### JOB
Below are some entries; can you quote all of them exactly?

Stored data entries

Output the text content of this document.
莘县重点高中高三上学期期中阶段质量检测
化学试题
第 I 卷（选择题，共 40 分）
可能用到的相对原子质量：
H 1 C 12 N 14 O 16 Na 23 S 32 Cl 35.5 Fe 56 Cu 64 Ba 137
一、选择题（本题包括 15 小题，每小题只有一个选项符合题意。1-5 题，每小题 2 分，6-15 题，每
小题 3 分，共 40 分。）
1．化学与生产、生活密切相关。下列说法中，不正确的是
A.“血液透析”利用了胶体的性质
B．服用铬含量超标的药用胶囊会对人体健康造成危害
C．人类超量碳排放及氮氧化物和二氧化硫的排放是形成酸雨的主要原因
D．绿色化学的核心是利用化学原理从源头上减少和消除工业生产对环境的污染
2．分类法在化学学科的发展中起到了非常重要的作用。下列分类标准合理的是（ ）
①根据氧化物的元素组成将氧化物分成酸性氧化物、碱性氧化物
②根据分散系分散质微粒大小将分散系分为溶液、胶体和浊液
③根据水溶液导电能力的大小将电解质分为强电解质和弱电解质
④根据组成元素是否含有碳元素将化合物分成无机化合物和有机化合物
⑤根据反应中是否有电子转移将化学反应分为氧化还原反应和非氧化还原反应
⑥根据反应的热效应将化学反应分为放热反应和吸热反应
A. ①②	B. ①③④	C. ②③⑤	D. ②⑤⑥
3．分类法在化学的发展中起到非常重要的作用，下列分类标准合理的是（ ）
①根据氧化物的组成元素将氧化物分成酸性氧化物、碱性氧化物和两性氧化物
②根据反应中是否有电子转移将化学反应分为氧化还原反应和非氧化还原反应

### THE REPLY
Output the text content of this document.
莘县重点高中高三上学期期中阶段质量检测
化学试题
第 I 卷（选择题，共 40 分）
可能用到的相对原子质量：
H 1 C 12 N 14 O 16 Na 23 S 32 Cl 35.5 Fe 56 Cu 64 Ba 137
一、选择题（本题包括 15 小题，每小题只有一个选项符合题意。1-5 题，每小题 2 分，6-15 题，每
小题 3 分，共 40 分。）
1．化学与生产、生活密切相关。下列说法中，不正确的是
A.“血液透析”利用了胶体的性质
B．服用铬含量超标的药用胶囊会对人体健康造成危害
C．人类超量碳排放及氮氧化物和二氧化硫的排放是形成酸雨的主要原因
D．绿色化学的核心是利用化学原理从源头上减少和消除工业生产对环境的污染
2．分类法在化学学科的发展中起到了非常重要的作用。下列分类标准合理的是（ ）
①根据氧化物的元素组成将氧化物分成酸性氧化物、碱性氧化物
②根据分散系分散质微粒大小将分散系分为溶液、胶体和浊液
③根据水溶液导电能力的大小将电解质分为强电解质和弱电解质
④根据组成元素是否含有碳元素将化合物分成无机化合物和有机化合物
⑤根据反应中是否有电子转移将化学反应分为氧化还原反应和非氧化还原反应
⑥根据反应的热效应将化学反应分为放热反应和吸热反应
A. ①②	B. ①③④	C. ②③⑤	D. ②⑤⑥
3．分类法在化学的发展中起到非常重要的作用，下列分类标准合理的是（ ）
①根据氧化物的组成元素将氧化物分成酸性氧化物、碱性氧化物和两性氧化物
②根据反应中是否有电子转移将化学反应分为氧化还原反应和非氧化还原反应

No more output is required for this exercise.